WHAT TO WORK ON: Collect the lines of the entries where "icon" shows up.

:: ENTRIES

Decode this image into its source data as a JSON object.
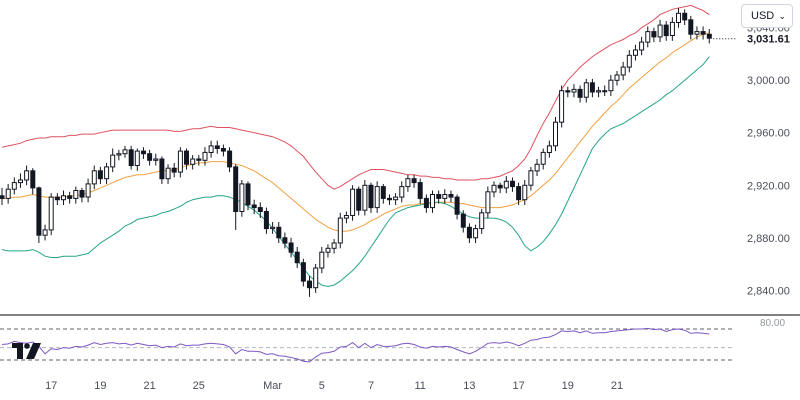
{
  "currency_selector": {
    "label": "USD",
    "chevron_icon": "chevron-down-icon"
  },
  "logo": {
    "icon": "tradingview-logo-icon"
  },
  "colors": {
    "bullish": "#ffffff",
    "bearish": "#131722",
    "wick": "#131722",
    "bb_upper": "#e05260",
    "bb_middle": "#f0a040",
    "bb_lower": "#26a48a",
    "rsi_line": "#7e57c2",
    "grid_dashed": "#5d606b",
    "separator": "#000000"
  },
  "chart_data": {
    "type": "candlestick",
    "title": "",
    "xlabel": "",
    "ylabel": "",
    "ylim": [
      2825,
      3055
    ],
    "y_ticks": [
      "3,040.00",
      "3,000.00",
      "2,960.00",
      "2,920.00",
      "2,880.00",
      "2,840.00"
    ],
    "y_tick_values": [
      3040,
      3000,
      2960,
      2920,
      2880,
      2840
    ],
    "x_tick_labels": [
      "17",
      "19",
      "21",
      "25",
      "Mar",
      "5",
      "7",
      "11",
      "13",
      "17",
      "19",
      "21"
    ],
    "x_tick_positions": [
      8,
      16,
      24,
      32,
      44,
      52,
      60,
      68,
      76,
      84,
      92,
      100
    ],
    "last_price": 3031.61,
    "last_price_label": "3,031.61",
    "candles": {
      "open": [
        2912,
        2910,
        2917,
        2922,
        2924,
        2931,
        2918,
        2882,
        2886,
        2911,
        2909,
        2912,
        2910,
        2916,
        2911,
        2921,
        2931,
        2925,
        2934,
        2943,
        2944,
        2947,
        2935,
        2946,
        2944,
        2939,
        2940,
        2925,
        2933,
        2930,
        2946,
        2936,
        2940,
        2939,
        2945,
        2950,
        2948,
        2946,
        2934,
        2900,
        2921,
        2905,
        2903,
        2900,
        2887,
        2888,
        2880,
        2876,
        2869,
        2861,
        2847,
        2842,
        2857,
        2869,
        2872,
        2876,
        2895,
        2897,
        2917,
        2901,
        2920,
        2903,
        2919,
        2910,
        2909,
        2911,
        2919,
        2925,
        2922,
        2910,
        2903,
        2913,
        2910,
        2913,
        2911,
        2898,
        2888,
        2880,
        2887,
        2899,
        2915,
        2920,
        2918,
        2923,
        2919,
        2909,
        2920,
        2931,
        2936,
        2945,
        2950,
        2968,
        2992,
        2991,
        2993,
        2987,
        2998,
        2991,
        2992,
        2992,
        3000,
        3004,
        3010,
        3019,
        3023,
        3029,
        3037,
        3033,
        3042,
        3034,
        3044,
        3051,
        3046,
        3035,
        3037,
        3035
      ],
      "close": [
        2910,
        2917,
        2922,
        2924,
        2931,
        2918,
        2882,
        2886,
        2911,
        2909,
        2912,
        2910,
        2916,
        2911,
        2921,
        2931,
        2925,
        2934,
        2943,
        2944,
        2947,
        2935,
        2946,
        2944,
        2939,
        2940,
        2925,
        2933,
        2930,
        2946,
        2936,
        2940,
        2939,
        2945,
        2950,
        2948,
        2946,
        2934,
        2900,
        2921,
        2905,
        2903,
        2900,
        2887,
        2888,
        2880,
        2876,
        2869,
        2861,
        2847,
        2842,
        2857,
        2869,
        2872,
        2876,
        2895,
        2897,
        2917,
        2901,
        2920,
        2903,
        2919,
        2910,
        2909,
        2911,
        2919,
        2925,
        2922,
        2910,
        2903,
        2913,
        2910,
        2913,
        2911,
        2898,
        2888,
        2880,
        2887,
        2899,
        2915,
        2920,
        2918,
        2923,
        2919,
        2909,
        2920,
        2931,
        2936,
        2945,
        2950,
        2968,
        2992,
        2991,
        2993,
        2987,
        2998,
        2991,
        2992,
        2992,
        3000,
        3004,
        3010,
        3019,
        3023,
        3029,
        3037,
        3033,
        3042,
        3034,
        3044,
        3051,
        3046,
        3035,
        3037,
        3035,
        3032
      ],
      "high": [
        2918,
        2921,
        2926,
        2929,
        2935,
        2933,
        2919,
        2890,
        2914,
        2914,
        2916,
        2915,
        2919,
        2918,
        2925,
        2935,
        2934,
        2937,
        2948,
        2947,
        2950,
        2950,
        2948,
        2949,
        2947,
        2944,
        2942,
        2936,
        2937,
        2949,
        2948,
        2943,
        2943,
        2949,
        2954,
        2954,
        2951,
        2949,
        2936,
        2924,
        2923,
        2909,
        2907,
        2903,
        2892,
        2892,
        2884,
        2880,
        2873,
        2864,
        2851,
        2860,
        2873,
        2875,
        2879,
        2899,
        2900,
        2920,
        2919,
        2924,
        2922,
        2923,
        2921,
        2913,
        2914,
        2923,
        2928,
        2928,
        2925,
        2913,
        2916,
        2916,
        2917,
        2916,
        2913,
        2901,
        2891,
        2890,
        2902,
        2919,
        2923,
        2922,
        2927,
        2926,
        2922,
        2924,
        2934,
        2940,
        2948,
        2954,
        2972,
        2996,
        2995,
        2997,
        2996,
        3001,
        3001,
        2995,
        2996,
        3004,
        3007,
        3014,
        3023,
        3027,
        3033,
        3041,
        3040,
        3046,
        3045,
        3048,
        3055,
        3054,
        3049,
        3041,
        3041,
        3039
      ],
      "low": [
        2905,
        2906,
        2913,
        2918,
        2920,
        2913,
        2876,
        2878,
        2882,
        2905,
        2905,
        2906,
        2906,
        2907,
        2907,
        2917,
        2921,
        2921,
        2930,
        2939,
        2941,
        2932,
        2931,
        2940,
        2935,
        2935,
        2921,
        2921,
        2926,
        2926,
        2932,
        2932,
        2935,
        2935,
        2941,
        2944,
        2942,
        2930,
        2886,
        2896,
        2901,
        2898,
        2895,
        2883,
        2883,
        2876,
        2872,
        2865,
        2857,
        2843,
        2835,
        2838,
        2853,
        2865,
        2868,
        2872,
        2891,
        2893,
        2897,
        2897,
        2899,
        2899,
        2906,
        2905,
        2905,
        2907,
        2915,
        2918,
        2906,
        2899,
        2899,
        2906,
        2906,
        2907,
        2894,
        2884,
        2876,
        2876,
        2883,
        2895,
        2911,
        2914,
        2914,
        2915,
        2905,
        2905,
        2916,
        2927,
        2932,
        2941,
        2946,
        2964,
        2987,
        2987,
        2983,
        2983,
        2987,
        2987,
        2988,
        2988,
        2996,
        3000,
        3006,
        3015,
        3019,
        3025,
        3029,
        3029,
        3030,
        3030,
        3040,
        3042,
        3031,
        3031,
        3031,
        3028
      ]
    },
    "bollinger_bands": {
      "upper": [
        2949,
        2950,
        2951,
        2952,
        2954,
        2955,
        2956,
        2956,
        2957,
        2957,
        2957,
        2958,
        2958,
        2959,
        2959,
        2959,
        2960,
        2961,
        2962,
        2962,
        2962,
        2962,
        2962,
        2962,
        2962,
        2962,
        2962,
        2962,
        2961,
        2961,
        2962,
        2963,
        2963,
        2964,
        2965,
        2964,
        2964,
        2964,
        2963,
        2962,
        2961,
        2960,
        2959,
        2958,
        2957,
        2955,
        2953,
        2950,
        2946,
        2942,
        2936,
        2930,
        2925,
        2920,
        2917,
        2919,
        2922,
        2925,
        2928,
        2930,
        2932,
        2932,
        2932,
        2931,
        2930,
        2929,
        2928,
        2928,
        2927,
        2927,
        2926,
        2926,
        2925,
        2925,
        2924,
        2924,
        2924,
        2924,
        2925,
        2925,
        2926,
        2927,
        2929,
        2931,
        2935,
        2940,
        2948,
        2958,
        2967,
        2975,
        2984,
        2993,
        3000,
        3005,
        3010,
        3014,
        3018,
        3021,
        3024,
        3027,
        3029,
        3031,
        3034,
        3036,
        3040,
        3043,
        3046,
        3050,
        3052,
        3054,
        3055,
        3056,
        3057,
        3055,
        3053,
        3050
      ],
      "middle": [
        2910,
        2910,
        2911,
        2911,
        2912,
        2913,
        2912,
        2911,
        2911,
        2911,
        2911,
        2912,
        2912,
        2913,
        2914,
        2916,
        2918,
        2920,
        2922,
        2924,
        2926,
        2927,
        2928,
        2928,
        2929,
        2930,
        2931,
        2931,
        2932,
        2933,
        2935,
        2936,
        2937,
        2937,
        2938,
        2938,
        2938,
        2937,
        2936,
        2935,
        2933,
        2931,
        2928,
        2925,
        2922,
        2918,
        2914,
        2910,
        2906,
        2902,
        2898,
        2894,
        2891,
        2888,
        2886,
        2885,
        2885,
        2886,
        2888,
        2890,
        2893,
        2895,
        2898,
        2900,
        2902,
        2904,
        2905,
        2905,
        2906,
        2906,
        2906,
        2907,
        2907,
        2907,
        2906,
        2906,
        2905,
        2904,
        2903,
        2903,
        2903,
        2903,
        2904,
        2905,
        2907,
        2909,
        2912,
        2916,
        2920,
        2924,
        2929,
        2935,
        2941,
        2947,
        2953,
        2959,
        2965,
        2970,
        2975,
        2980,
        2984,
        2989,
        2994,
        2998,
        3002,
        3006,
        3010,
        3014,
        3017,
        3021,
        3024,
        3027,
        3030,
        3033,
        3035,
        3036
      ],
      "lower": [
        2871,
        2870,
        2870,
        2870,
        2870,
        2871,
        2869,
        2866,
        2865,
        2865,
        2866,
        2866,
        2866,
        2867,
        2868,
        2872,
        2876,
        2879,
        2882,
        2885,
        2889,
        2891,
        2894,
        2895,
        2896,
        2897,
        2899,
        2900,
        2902,
        2904,
        2907,
        2909,
        2910,
        2911,
        2911,
        2912,
        2912,
        2911,
        2909,
        2907,
        2904,
        2901,
        2897,
        2893,
        2887,
        2881,
        2875,
        2869,
        2863,
        2857,
        2851,
        2847,
        2844,
        2843,
        2844,
        2847,
        2851,
        2855,
        2860,
        2866,
        2873,
        2880,
        2887,
        2894,
        2899,
        2901,
        2903,
        2904,
        2905,
        2906,
        2907,
        2907,
        2906,
        2904,
        2901,
        2898,
        2896,
        2895,
        2895,
        2895,
        2895,
        2894,
        2892,
        2888,
        2882,
        2874,
        2870,
        2873,
        2877,
        2883,
        2890,
        2898,
        2908,
        2918,
        2928,
        2938,
        2948,
        2954,
        2959,
        2963,
        2965,
        2967,
        2970,
        2973,
        2976,
        2979,
        2982,
        2985,
        2989,
        2992,
        2996,
        3000,
        3004,
        3008,
        3012,
        3018
      ]
    },
    "rsi": {
      "level_label": "80.00",
      "upper_level": 80,
      "lower_level": 30,
      "mid_level": 50,
      "values": [
        55,
        56,
        60,
        58,
        57,
        59,
        52,
        40,
        48,
        47,
        50,
        49,
        52,
        51,
        54,
        58,
        55,
        57,
        58,
        56,
        57,
        54,
        57,
        55,
        53,
        54,
        50,
        52,
        51,
        56,
        53,
        54,
        54,
        56,
        57,
        56,
        55,
        51,
        40,
        47,
        44,
        44,
        43,
        39,
        40,
        37,
        36,
        34,
        32,
        28,
        27,
        35,
        41,
        42,
        44,
        51,
        52,
        58,
        50,
        57,
        50,
        55,
        52,
        52,
        53,
        56,
        57,
        55,
        51,
        49,
        52,
        51,
        52,
        51,
        47,
        43,
        40,
        44,
        50,
        57,
        58,
        57,
        59,
        57,
        53,
        57,
        62,
        63,
        66,
        67,
        71,
        77,
        76,
        77,
        74,
        77,
        73,
        74,
        74,
        76,
        77,
        78,
        79,
        80,
        80,
        81,
        79,
        80,
        76,
        79,
        80,
        78,
        73,
        74,
        73,
        72
      ]
    }
  }
}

::::

RESULT:
    "chevron_icon": "chevron-down-icon"
    "icon": "tradingview-logo-icon"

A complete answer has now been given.